### DIRECTIONS
All of the material below is to be retyped exactly.

-- BEGIN RECORDS SHOWN --

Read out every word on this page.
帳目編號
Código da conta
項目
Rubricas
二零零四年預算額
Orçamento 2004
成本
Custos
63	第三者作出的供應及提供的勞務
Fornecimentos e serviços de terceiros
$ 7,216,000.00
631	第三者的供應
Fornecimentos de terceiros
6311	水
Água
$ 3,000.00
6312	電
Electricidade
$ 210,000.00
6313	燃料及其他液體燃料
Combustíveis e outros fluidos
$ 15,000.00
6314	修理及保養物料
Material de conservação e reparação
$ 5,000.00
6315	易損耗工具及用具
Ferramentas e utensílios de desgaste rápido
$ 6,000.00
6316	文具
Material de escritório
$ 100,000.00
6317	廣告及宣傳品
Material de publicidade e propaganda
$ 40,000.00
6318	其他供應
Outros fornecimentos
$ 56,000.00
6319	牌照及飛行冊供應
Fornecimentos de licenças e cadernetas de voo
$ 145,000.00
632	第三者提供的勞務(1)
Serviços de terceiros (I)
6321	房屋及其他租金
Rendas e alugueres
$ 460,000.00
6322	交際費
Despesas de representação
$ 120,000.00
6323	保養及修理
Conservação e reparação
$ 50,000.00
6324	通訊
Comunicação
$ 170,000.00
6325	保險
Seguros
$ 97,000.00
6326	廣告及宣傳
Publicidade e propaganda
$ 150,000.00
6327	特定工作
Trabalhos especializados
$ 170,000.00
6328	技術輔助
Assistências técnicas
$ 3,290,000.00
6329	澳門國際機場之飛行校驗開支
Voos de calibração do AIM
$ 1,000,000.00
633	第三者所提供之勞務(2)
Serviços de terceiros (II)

-- END RECORDS SHOWN --

### SOLUTION TO THE PROBLEM
Read out every word on this page.
帳目編號
Código da conta
項目
Rubricas
二零零四年預算額
Orçamento 2004
成本
Custos
63	第三者作出的供應及提供的勞務
Fornecimentos e serviços de terceiros
$ 7,216,000.00
631	第三者的供應
Fornecimentos de terceiros
6311	水
Água
$ 3,000.00
6312	電
Electricidade
$ 210,000.00
6313	燃料及其他液體燃料
Combustíveis e outros fluidos
$ 15,000.00
6314	修理及保養物料
Material de conservação e reparação
$ 5,000.00
6315	易損耗工具及用具
Ferramentas e utensílios de desgaste rápido
$ 6,000.00
6316	文具
Material de escritório
$ 100,000.00
6317	廣告及宣傳品
Material de publicidade e propaganda
$ 40,000.00
6318	其他供應
Outros fornecimentos
$ 56,000.00
6319	牌照及飛行冊供應
Fornecimentos de licenças e cadernetas de voo
$ 145,000.00
632	第三者提供的勞務(1)
Serviços de terceiros (I)
6321	房屋及其他租金
Rendas e alugueres
$ 460,000.00
6322	交際費
Despesas de representação
$ 120,000.00
6323	保養及修理
Conservação e reparação
$ 50,000.00
6324	通訊
Comunicação
$ 170,000.00
6325	保險
Seguros
$ 97,000.00
6326	廣告及宣傳
Publicidade e propaganda
$ 150,000.00
6327	特定工作
Trabalhos especializados
$ 170,000.00
6328	技術輔助
Assistências técnicas
$ 3,290,000.00
6329	澳門國際機場之飛行校驗開支
Voos de calibração do AIM
$ 1,000,000.00
633	第三者所提供之勞務(2)
Serviços de terceiros (II)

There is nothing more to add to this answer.